Transcribe the whole listing below without changing a word, but leave out every image.

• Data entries
= = = = = = =

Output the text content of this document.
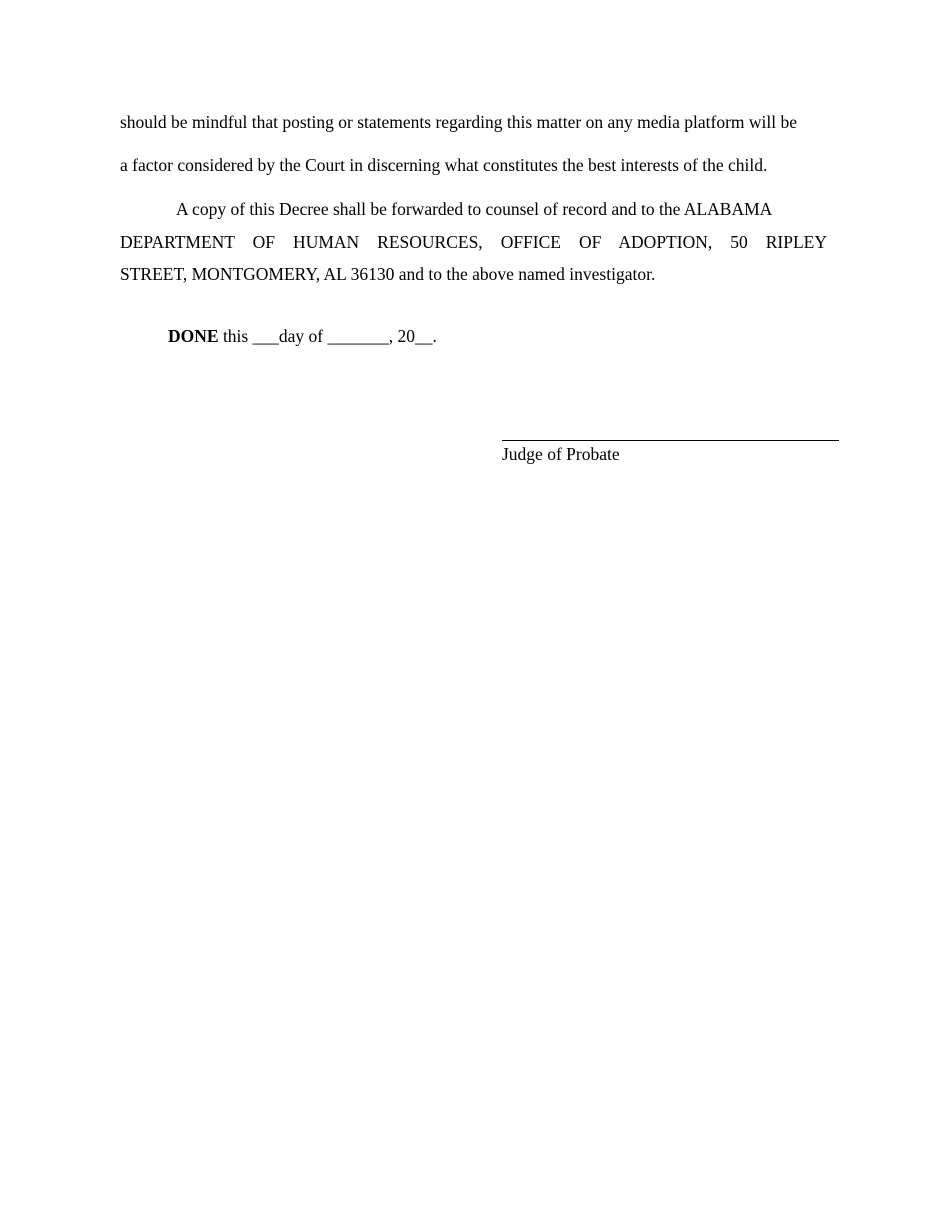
should be mindful that posting or statements regarding this matter on any media platform will be
a factor considered by the Court in discerning what constitutes the best interests of the child.
A copy of this Decree shall be forwarded to counsel of record and to the ALABAMA
DEPARTMENT OF HUMAN RESOURCES, OFFICE OF ADOPTION, 50 RIPLEY
STREET, MONTGOMERY, AL 36130 and to the above named investigator.
DONE this ___day of _______, 20__.
Judge of Probate
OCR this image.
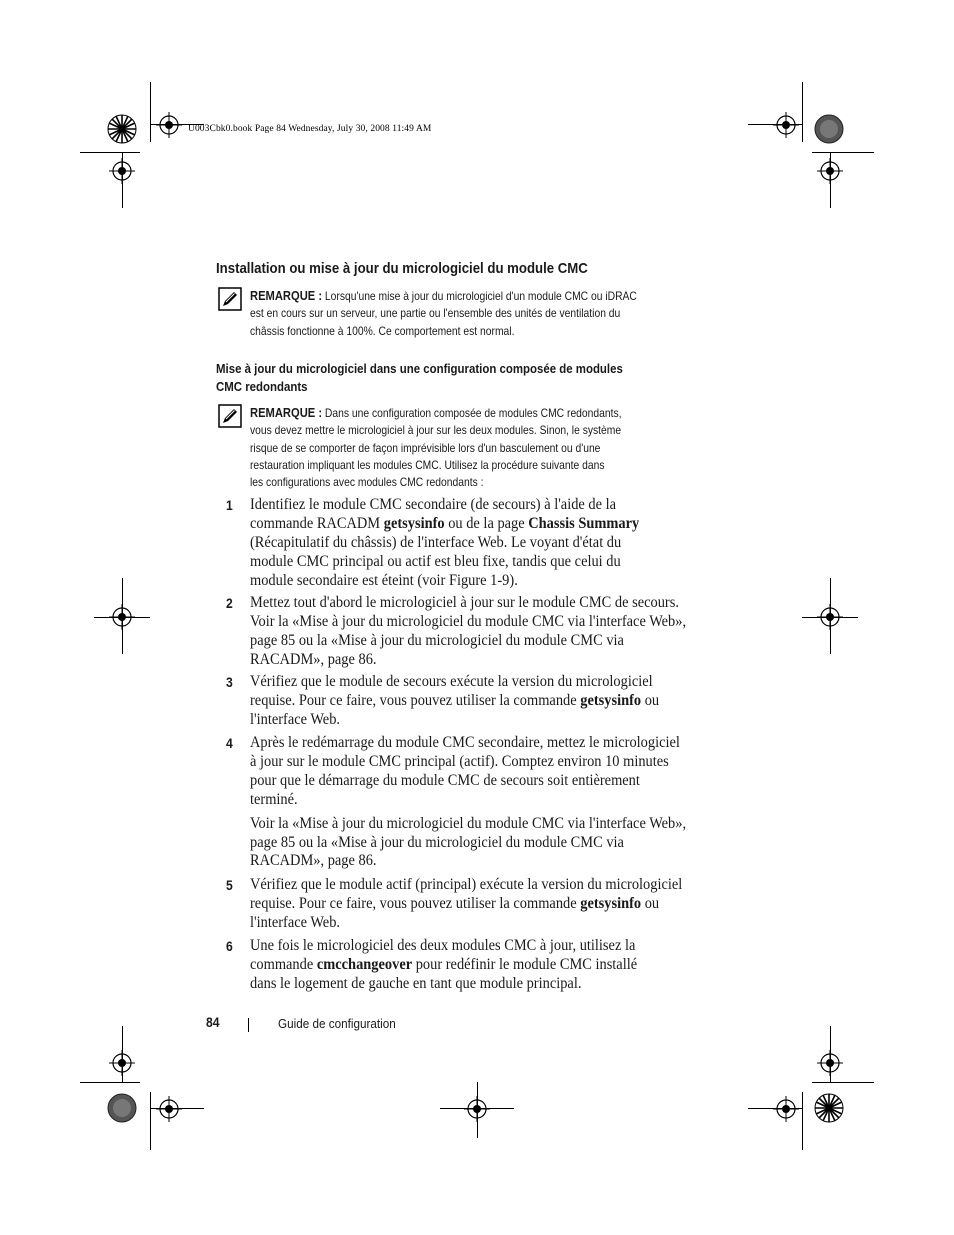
U003Cbk0.book Page 84 Wednesday, July 30, 2008 11:49 AM
Installation ou mise à jour du micrologiciel du module CMC
REMARQUE : Lorsqu'une mise à jour du micrologiciel d'un module CMC ou iDRAC
est en cours sur un serveur, une partie ou l'ensemble des unités de ventilation du
châssis fonctionne à 100%. Ce comportement est normal.
Mise à jour du micrologiciel dans une configuration composée de modules
CMC redondants
REMARQUE : Dans une configuration composée de modules CMC redondants,
vous devez mettre le micrologiciel à jour sur les deux modules. Sinon, le système
risque de se comporter de façon imprévisible lors d'un basculement ou d'une
restauration impliquant les modules CMC. Utilisez la procédure suivante dans
les configurations avec modules CMC redondants :
1 Identifiez le module CMC secondaire (de secours) à l'aide de la
commande RACADM getsysinfo ou de la page Chassis Summary
(Récapitulatif du châssis) de l'interface Web. Le voyant d'état du
module CMC principal ou actif est bleu fixe, tandis que celui du
module secondaire est éteint (voir Figure 1-9).
2 Mettez tout d'abord le micrologiciel à jour sur le module CMC de secours.
Voir la «Mise à jour du micrologiciel du module CMC via l'interface Web»,
page 85 ou la «Mise à jour du micrologiciel du module CMC via
RACADM», page 86.
3 Vérifiez que le module de secours exécute la version du micrologiciel
requise. Pour ce faire, vous pouvez utiliser la commande getsysinfo ou
l'interface Web.
4 Après le redémarrage du module CMC secondaire, mettez le micrologiciel
à jour sur le module CMC principal (actif). Comptez environ 10 minutes
pour que le démarrage du module CMC de secours soit entièrement
terminé.
Voir la «Mise à jour du micrologiciel du module CMC via l'interface Web»,
page 85 ou la «Mise à jour du micrologiciel du module CMC via
RACADM», page 86.
5 Vérifiez que le module actif (principal) exécute la version du micrologiciel
requise. Pour ce faire, vous pouvez utiliser la commande getsysinfo ou
l'interface Web.
6 Une fois le micrologiciel des deux modules CMC à jour, utilisez la
commande cmcchangeover pour redéfinir le module CMC installé
dans le logement de gauche en tant que module principal.
84	Guide de configuration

= = = = = = =

• Expected output
Output the text content of this document.
should be mindful that posting or statements regarding this matter on any media platform will be
a factor considered by the Court in discerning what constitutes the best interests of the child.
A copy of this Decree shall be forwarded to counsel of record and to the ALABAMA
DEPARTMENT OF HUMAN RESOURCES, OFFICE OF ADOPTION, 50 RIPLEY
STREET, MONTGOMERY, AL 36130 and to the above named investigator.
DONE this ___day of _______, 20__.
Judge of Probate
OCR this image.
U003Cbk0.book Page 84 Wednesday, July 30, 2008 11:49 AM
Installation ou mise à jour du micrologiciel du module CMC
REMARQUE : Lorsqu'une mise à jour du micrologiciel d'un module CMC ou iDRAC
est en cours sur un serveur, une partie ou l'ensemble des unités de ventilation du
châssis fonctionne à 100%. Ce comportement est normal.
Mise à jour du micrologiciel dans une configuration composée de modules
CMC redondants
REMARQUE : Dans une configuration composée de modules CMC redondants,
vous devez mettre le micrologiciel à jour sur les deux modules. Sinon, le système
risque de se comporter de façon imprévisible lors d'un basculement ou d'une
restauration impliquant les modules CMC. Utilisez la procédure suivante dans
les configurations avec modules CMC redondants :
1 Identifiez le module CMC secondaire (de secours) à l'aide de la
commande RACADM getsysinfo ou de la page Chassis Summary
(Récapitulatif du châssis) de l'interface Web. Le voyant d'état du
module CMC principal ou actif est bleu fixe, tandis que celui du
module secondaire est éteint (voir Figure 1-9).
2 Mettez tout d'abord le micrologiciel à jour sur le module CMC de secours.
Voir la «Mise à jour du micrologiciel du module CMC via l'interface Web»,
page 85 ou la «Mise à jour du micrologiciel du module CMC via
RACADM», page 86.
3 Vérifiez que le module de secours exécute la version du micrologiciel
requise. Pour ce faire, vous pouvez utiliser la commande getsysinfo ou
l'interface Web.
4 Après le redémarrage du module CMC secondaire, mettez le micrologiciel
à jour sur le module CMC principal (actif). Comptez environ 10 minutes
pour que le démarrage du module CMC de secours soit entièrement
terminé.
Voir la «Mise à jour du micrologiciel du module CMC via l'interface Web»,
page 85 ou la «Mise à jour du micrologiciel du module CMC via
RACADM», page 86.
5 Vérifiez que le module actif (principal) exécute la version du micrologiciel
requise. Pour ce faire, vous pouvez utiliser la commande getsysinfo ou
l'interface Web.
6 Une fois le micrologiciel des deux modules CMC à jour, utilisez la
commande cmcchangeover pour redéfinir le module CMC installé
dans le logement de gauche en tant que module principal.
84	Guide de configuration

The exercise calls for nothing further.